* **Written request**:
Retype each entry below exactly as it stands.

-------- Dataset content

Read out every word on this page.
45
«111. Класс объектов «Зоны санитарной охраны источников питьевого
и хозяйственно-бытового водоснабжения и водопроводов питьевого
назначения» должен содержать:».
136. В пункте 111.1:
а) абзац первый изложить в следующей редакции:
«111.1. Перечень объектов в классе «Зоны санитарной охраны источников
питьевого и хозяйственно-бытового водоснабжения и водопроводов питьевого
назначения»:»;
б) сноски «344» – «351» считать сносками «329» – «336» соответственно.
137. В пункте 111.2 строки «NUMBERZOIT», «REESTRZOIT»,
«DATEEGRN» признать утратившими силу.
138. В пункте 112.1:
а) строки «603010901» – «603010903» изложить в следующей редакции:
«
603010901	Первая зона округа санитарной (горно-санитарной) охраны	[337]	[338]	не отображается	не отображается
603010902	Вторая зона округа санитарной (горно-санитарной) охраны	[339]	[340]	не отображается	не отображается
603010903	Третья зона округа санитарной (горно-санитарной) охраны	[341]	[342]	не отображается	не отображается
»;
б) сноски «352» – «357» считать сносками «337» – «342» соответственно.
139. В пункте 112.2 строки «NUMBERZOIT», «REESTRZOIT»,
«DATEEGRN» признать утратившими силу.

----------------

* **Solved exercise**:
Read out every word on this page.
45
«111. Класс объектов «Зоны санитарной охраны источников питьевого
и хозяйственно-бытового водоснабжения и водопроводов питьевого
назначения» должен содержать:».
136. В пункте 111.1:
а) абзац первый изложить в следующей редакции:
«111.1. Перечень объектов в классе «Зоны санитарной охраны источников
питьевого и хозяйственно-бытового водоснабжения и водопроводов питьевого
назначения»:»;
б) сноски «344» – «351» считать сносками «329» – «336» соответственно.
137. В пункте 111.2 строки «NUMBERZOIT», «REESTRZOIT»,
«DATEEGRN» признать утратившими силу.
138. В пункте 112.1:
а) строки «603010901» – «603010903» изложить в следующей редакции:
«
603010901	Первая зона округа санитарной (горно-санитарной) охраны	[337]	[338]	не отображается	не отображается
603010902	Вторая зона округа санитарной (горно-санитарной) охраны	[339]	[340]	не отображается	не отображается
603010903	Третья зона округа санитарной (горно-санитарной) охраны	[341]	[342]	не отображается	не отображается
»;
б) сноски «352» – «357» считать сносками «337» – «342» соответственно.
139. В пункте 112.2 строки «NUMBERZOIT», «REESTRZOIT»,
«DATEEGRN» признать утратившими силу.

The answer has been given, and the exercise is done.